** begin Records to use **

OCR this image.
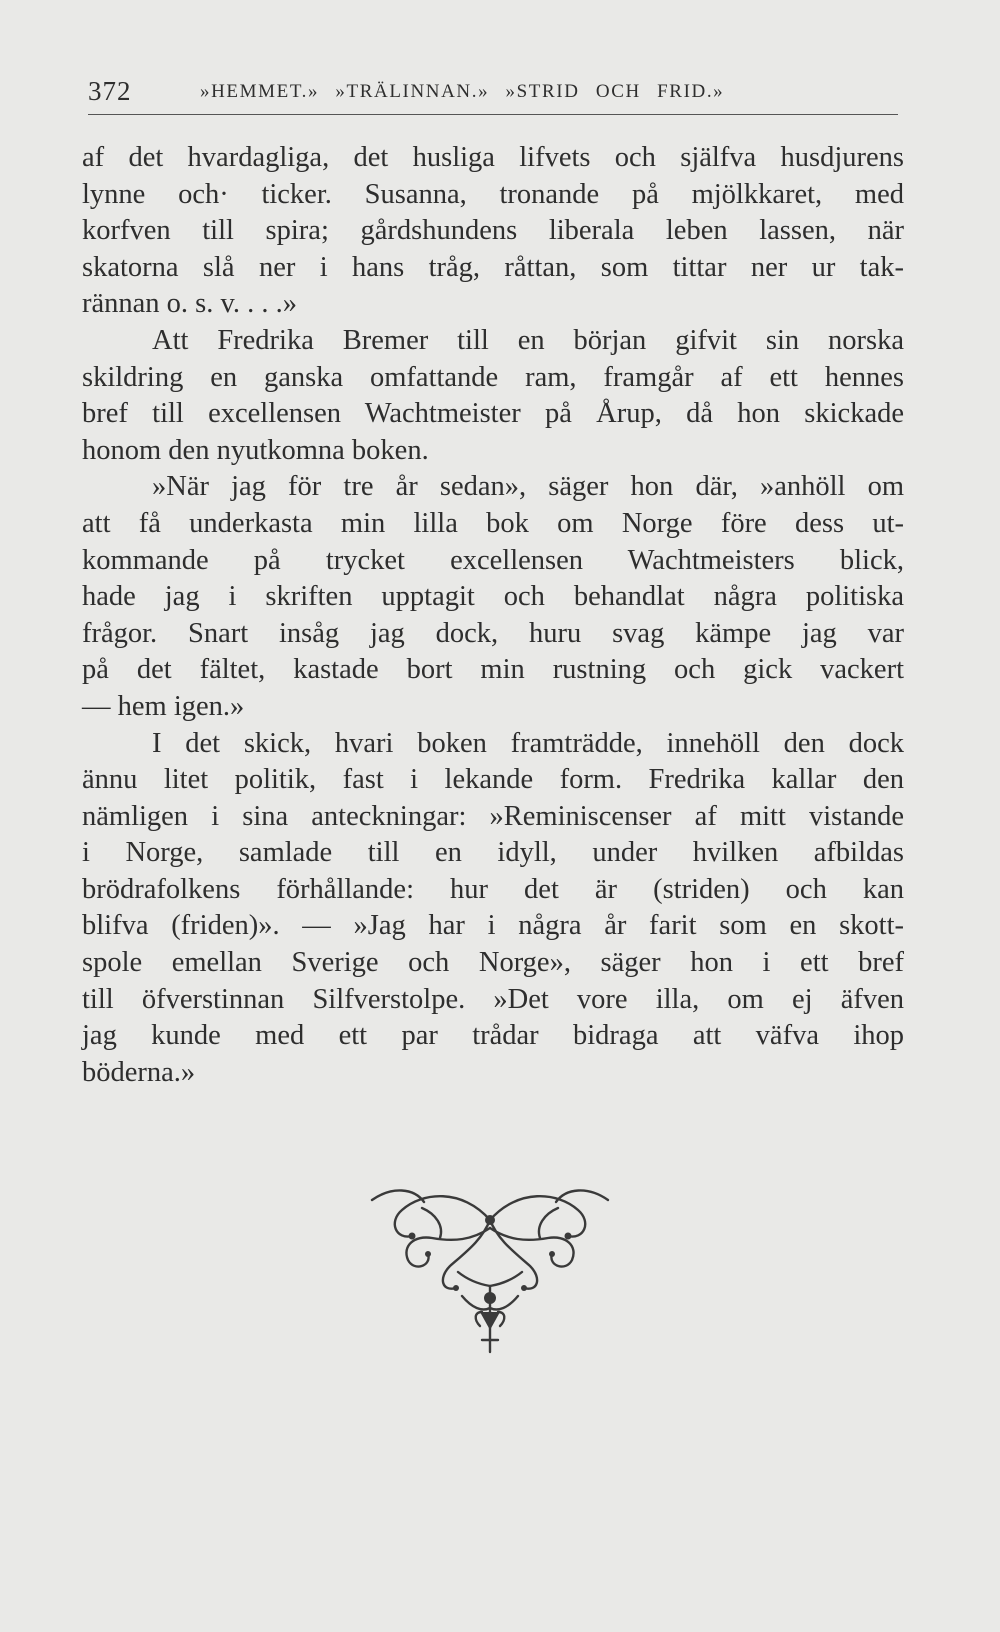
372	»HEMMET.» »TRÄLINNAN.» »STRID OCH FRID.»
af det hvardagliga, det husliga lifvets och själfva husdjurens
lynne och· ticker. Susanna, tronande på mjölkkaret, med
korfven till spira; gårdshundens liberala leben lassen, när
skatorna slå ner i hans tråg, råttan, som tittar ner ur tak-
rännan o. s. v. . . .»
Att Fredrika Bremer till en början gifvit sin norska
skildring en ganska omfattande ram, framgår af ett hennes
bref till excellensen Wachtmeister på Årup, då hon skickade
honom den nyutkomna boken.
»När jag för tre år sedan», säger hon där, »anhöll om
att få underkasta min lilla bok om Norge före dess ut-
kommande på trycket excellensen Wachtmeisters blick,
hade jag i skriften upptagit och behandlat några politiska
frågor. Snart insåg jag dock, huru svag kämpe jag var
på det fältet, kastade bort min rustning och gick vackert
— hem igen.»
I det skick, hvari boken framträdde, innehöll den dock
ännu litet politik, fast i lekande form. Fredrika kallar den
nämligen i sina anteckningar: »Reminiscenser af mitt vistande
i Norge, samlade till en idyll, under hvilken afbildas
brödrafolkens förhållande: hur det är (striden) och kan
blifva (friden)». — »Jag har i några år farit som en skott-
spole emellan Sverige och Norge», säger hon i ett bref
till öfverstinnan Silfverstolpe. »Det vore illa, om ej äfven
jag kunde med ett par trådar bidraga att väfva ihop
böderna.»
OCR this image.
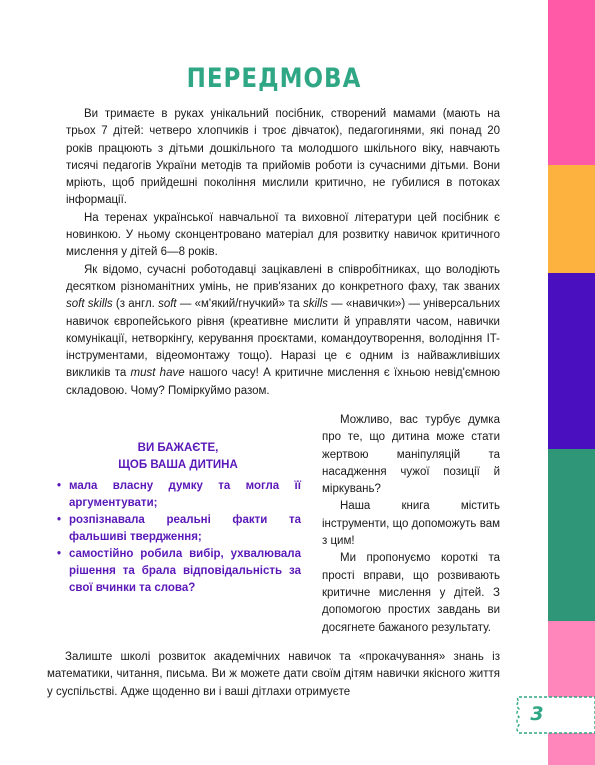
ПЕРЕДМОВА

Ви тримаєте в руках унікальний посібник, створений мамами (мають на трьох 7 дітей: четверо хлопчиків і троє дівчаток), педагогинями, які понад 20 років працюють з дітьми дошкільного та молодшого шкільного віку, навчають тисячі педагогів України методів та прийомів роботи із сучасними дітьми. Вони мріють, щоб прийдешні покоління мислили критично, не губилися в потоках інформації.

На теренах української навчальної та виховної літератури цей посібник є новинкою. У ньому сконцентровано матеріал для розвитку навичок критичного мислення у дітей 6—8 років.

Як відомо, сучасні роботодавці зацікавлені в співробітниках, що володіють десятком різноманітних умінь, не прив'язаних до конкретного фаху, так званих soft skills (з англ. soft — «м'який/гнучкий» та skills — «навички») — універсальних навичок європейського рівня (креативне мислити й управляти часом, навички комунікації, нетворкінгу, керування проєктами, командоутворення, володіння IT-інструментами, відеомонтажу тощо). Наразі це є одним із найважливіших викликів та must have нашого часу! А критичне мислення є їхньою невід'ємною складовою. Чому? Поміркуймо разом.

ВИ БАЖАЄТЕ,
ЩОБ ВАША ДИТИНА
• мала власну думку та могла її аргументувати;
• розпізнавала реальні факти та фальшиві твердження;
• самостійно робила вибір, ухвалювала рішення та брала відповідальність за свої вчинки та слова?

Можливо, вас турбує думка про те, що дитина може стати жертвою маніпуляцій та насадження чужої позиції й міркувань?

Наша книга містить інструменти, що допоможуть вам з цим!

Ми пропонуємо короткі та прості вправи, що розвивають критичне мислення у дітей. З допомогою простих завдань ви досягнете бажаного результату.

Залиште школі розвиток академічних навичок та «прокачування» знань із математики, читання, письма. Ви ж можете дати своїм дітям навички якісного життя у суспільстві. Адже щоденно ви і ваші дітлахи отримуєте

3
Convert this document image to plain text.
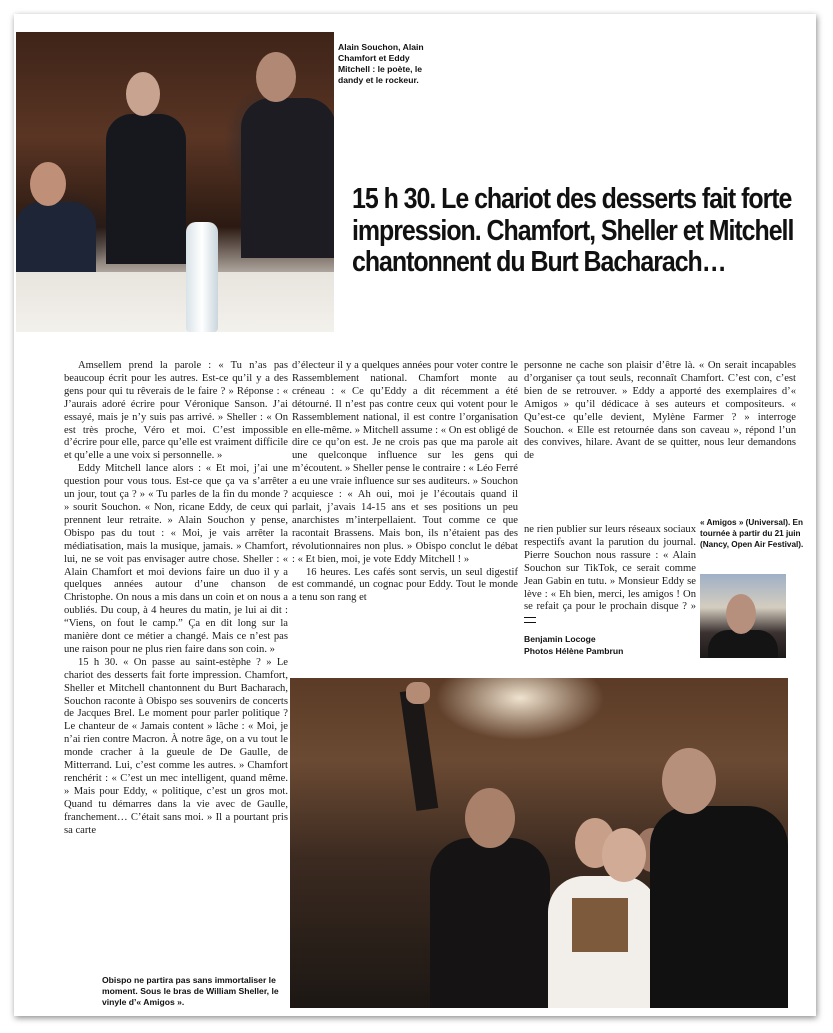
Alain Souchon, Alain Chamfort et Eddy Mitchell : le poète, le dandy et le rockeur.
15 h 30. Le chariot des desserts fait forte impression. Chamfort, Sheller et Mitchell chantonnent du Burt Bacharach…

Amsellem prend la parole : « Tu n’as pas beaucoup écrit pour les autres. Est-ce qu’il y a des gens pour qui tu rêverais de le faire ? » Réponse : « J’aurais adoré écrire pour Véronique Sanson. J’ai essayé, mais je n’y suis pas arrivé. » Sheller : « On est très proche, Véro et moi. C’est impossible d’écrire pour elle, parce qu’elle est vraiment difficile et qu’elle a une voix si personnelle. »

Eddy Mitchell lance alors : « Et moi, j’ai une question pour vous tous. Est-ce que ça va s’arrêter un jour, tout ça ? » « Tu parles de la fin du monde ? » sourit Souchon. « Non, ricane Eddy, de ceux qui prennent leur retraite. » Alain Souchon y pense, Obispo pas du tout : « Moi, je vais arrêter la médiatisation, mais la musique, jamais. » Chamfort, lui, ne se voit pas envisager autre chose. Sheller : « Alain Chamfort et moi devions faire un duo il y a quelques années autour d’une chanson de Christophe. On nous a mis dans un coin et on nous a oubliés. Du coup, à 4 heures du matin, je lui ai dit : “Viens, on fout le camp.” Ça en dit long sur la manière dont ce métier a changé. Mais ce n’est pas une raison pour ne plus rien faire dans son coin. »

15 h 30. « On passe au saint-estèphe ? » Le chariot des desserts fait forte impression. Chamfort, Sheller et Mitchell chantonnent du Burt Bacharach, Souchon raconte à Obispo ses souvenirs de concerts de Jacques Brel. Le moment pour parler politique ? Le chanteur de « Jamais content » lâche : « Moi, je n’ai rien contre Macron. À notre âge, on a vu tout le monde cracher à la gueule de De Gaulle, de Mitterrand. Lui, c’est comme les autres. » Chamfort renchérit : « C’est un mec intelligent, quand même. » Mais pour Eddy, « politique, c’est un gros mot. Quand tu démarres dans la vie avec de Gaulle, franchement… C’était sans moi. » Il a pourtant pris sa carte

d’électeur il y a quelques années pour voter contre le Rassemblement national. Chamfort monte au créneau : « Ce qu’Eddy a dit récemment a été détourné. Il n’est pas contre ceux qui votent pour le Rassemblement national, il est contre l’organisation en elle-même. » Mitchell assume : « On est obligé de dire ce qu’on est. Je ne crois pas que ma parole ait une quelconque influence sur les gens qui m’écoutent. » Sheller pense le contraire : « Léo Ferré a eu une vraie influence sur ses auditeurs. » Souchon acquiesce : « Ah oui, moi je l’écoutais quand il parlait, j’avais 14-15 ans et ses positions un peu anarchistes m’interpellaient. Tout comme ce que racontait Brassens. Mais bon, ils n’étaient pas des révolutionnaires non plus. » Obispo conclut le débat : « Et bien, moi, je vote Eddy Mitchell ! »

16 heures. Les cafés sont servis, un seul digestif est commandé, un cognac pour Eddy. Tout le monde a tenu son rang et

personne ne cache son plaisir d’être là. « On serait incapables d’organiser ça tout seuls, reconnaît Chamfort. C’est con, c’est bien de se retrouver. » Eddy a apporté des exemplaires d’« Amigos » qu’il dédicace à ses auteurs et compositeurs. « Qu’est-ce qu’elle devient, Mylène Farmer ? » interroge Souchon. « Elle est retournée dans son caveau », répond l’un des convives, hilare. Avant de se quitter, nous leur demandons de

ne rien publier sur leurs réseaux sociaux respectifs avant la parution du journal. Pierre Souchon nous rassure : « Alain Souchon sur TikTok, ce serait comme Jean Gabin en tutu. » Monsieur Eddy se lève : « Eh bien, merci, les amigos ! On se refait ça pour le prochain disque ? »

Benjamin Locoge
Photos Hélène Pambrun
« Amigos » (Universal). En tournée à partir du 21 juin (Nancy, Open Air Festival).
Obispo ne partira pas sans immortaliser le moment. Sous le bras de William Sheller, le vinyle d’« Amigos ».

** end Records to use **

### [Written instruction]
Gather all lines where the word "serait" appears.

### [Final result]
personne ne cache son plaisir d’être là. « On serait incapables d’organiser ça tout seuls, reconnaît Chamfort. C’est con, c’est bien de se retrouver. » Eddy a apporté des exemplaires d’« Amigos » qu’il dédicace à ses auteurs et compositeurs. « Qu’est-ce qu’elle devient, Mylène Farmer ? » interroge Souchon. « Elle est retournée dans son caveau », répond l’un des convives, hilare. Avant de se quitter, nous leur demandons de
ne rien publier sur leurs réseaux sociaux respectifs avant la parution du journal. Pierre Souchon nous rassure : « Alain Souchon sur TikTok, ce serait comme Jean Gabin en tutu. » Monsieur Eddy se lève : « Eh bien, merci, les amigos ! On se refait ça pour le prochain disque ? »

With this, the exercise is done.